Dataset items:
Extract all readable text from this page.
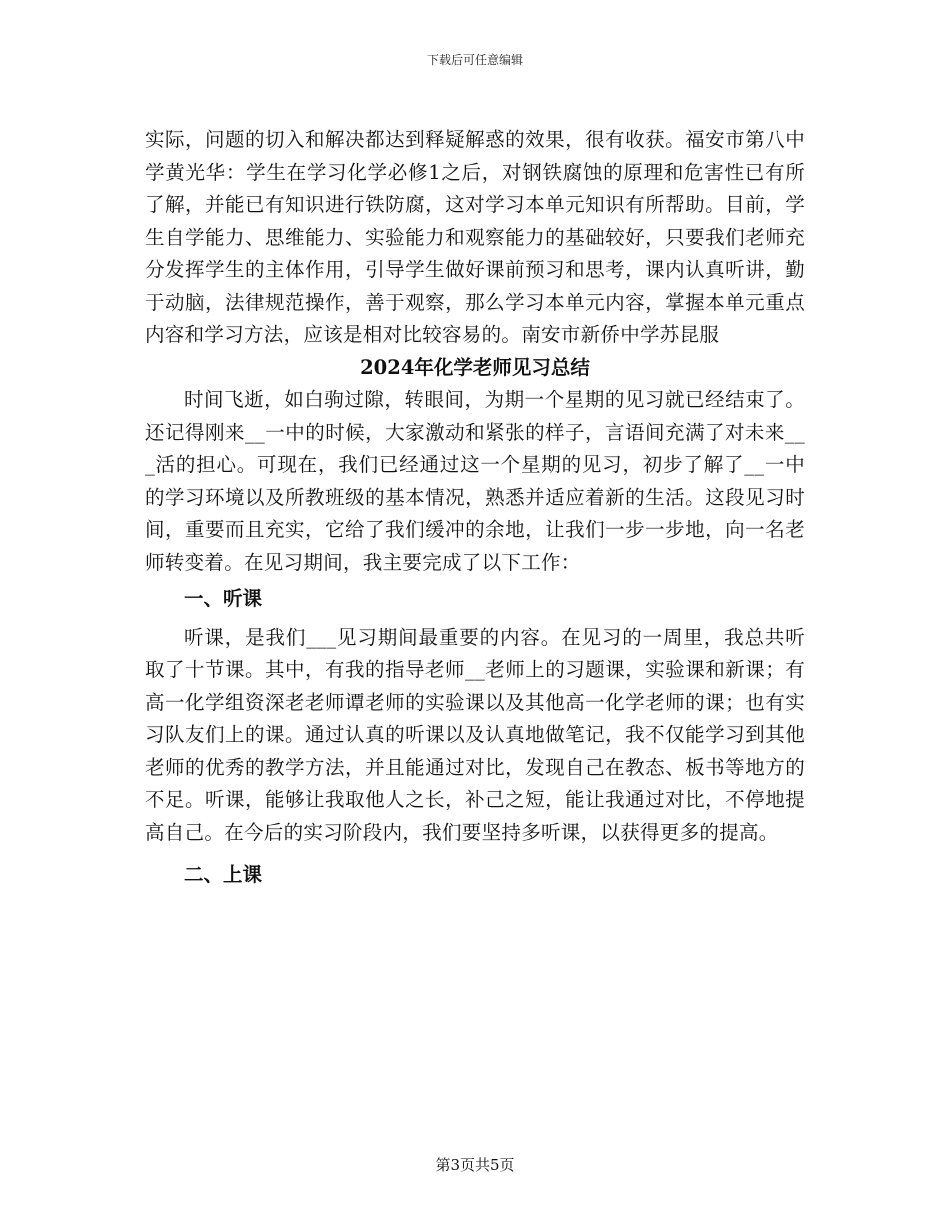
下载后可任意编辑

实际，问题的切入和解决都达到释疑解惑的效果，很有收获。福安市第八中学黄光华：学生在学习化学必修1之后，对钢铁腐蚀的原理和危害性已有所了解，并能已有知识进行铁防腐，这对学习本单元知识有所帮助。目前，学生自学能力、思维能力、实验能力和观察能力的基础较好，只要我们老师充分发挥学生的主体作用，引导学生做好课前预习和思考，课内认真听讲，勤于动脑，法律规范操作，善于观察，那么学习本单元内容，掌握本单元重点内容和学习方法，应该是相对比较容易的。南安市新侨中学苏昆服

2024年化学老师见习总结

时间飞逝，如白驹过隙，转眼间，为期一个星期的见习就已经结束了。还记得刚来__一中的时候，大家激动和紧张的样子，言语间充满了对未来___活的担心。可现在，我们已经通过这一个星期的见习，初步了解了__一中的学习环境以及所教班级的基本情况，熟悉并适应着新的生活。这段见习时间，重要而且充实，它给了我们缓冲的余地，让我们一步一步地，向一名老师转变着。在见习期间，我主要完成了以下工作：

一、听课

听课，是我们___见习期间最重要的内容。在见习的一周里，我总共听取了十节课。其中，有我的指导老师__老师上的习题课，实验课和新课；有高一化学组资深老老师谭老师的实验课以及其他高一化学老师的课；也有实习队友们上的课。通过认真的听课以及认真地做笔记，我不仅能学习到其他老师的优秀的教学方法，并且能通过对比，发现自己在教态、板书等地方的不足。听课，能够让我取他人之长，补己之短，能让我通过对比，不停地提高自己。在今后的实习阶段内，我们要坚持多听课，以获得更多的提高。

二、上课

第3页共5页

Task requirements: Output all of the data exactly as it stands, minus any images.

Solved problem:
Extract all readable text from this page.
下载后可任意编辑

实际，问题的切入和解决都达到释疑解惑的效果，很有收获。福安市第八中学黄光华：学生在学习化学必修1之后，对钢铁腐蚀的原理和危害性已有所了解，并能已有知识进行铁防腐，这对学习本单元知识有所帮助。目前，学生自学能力、思维能力、实验能力和观察能力的基础较好，只要我们老师充分发挥学生的主体作用，引导学生做好课前预习和思考，课内认真听讲，勤于动脑，法律规范操作，善于观察，那么学习本单元内容，掌握本单元重点内容和学习方法，应该是相对比较容易的。南安市新侨中学苏昆服

2024年化学老师见习总结

时间飞逝，如白驹过隙，转眼间，为期一个星期的见习就已经结束了。还记得刚来__一中的时候，大家激动和紧张的样子，言语间充满了对未来___活的担心。可现在，我们已经通过这一个星期的见习，初步了解了__一中的学习环境以及所教班级的基本情况，熟悉并适应着新的生活。这段见习时间，重要而且充实，它给了我们缓冲的余地，让我们一步一步地，向一名老师转变着。在见习期间，我主要完成了以下工作：

一、听课

听课，是我们___见习期间最重要的内容。在见习的一周里，我总共听取了十节课。其中，有我的指导老师__老师上的习题课，实验课和新课；有高一化学组资深老老师谭老师的实验课以及其他高一化学老师的课；也有实习队友们上的课。通过认真的听课以及认真地做笔记，我不仅能学习到其他老师的优秀的教学方法，并且能通过对比，发现自己在教态、板书等地方的不足。听课，能够让我取他人之长，补己之短，能让我通过对比，不停地提高自己。在今后的实习阶段内，我们要坚持多听课，以获得更多的提高。

二、上课

第3页共5页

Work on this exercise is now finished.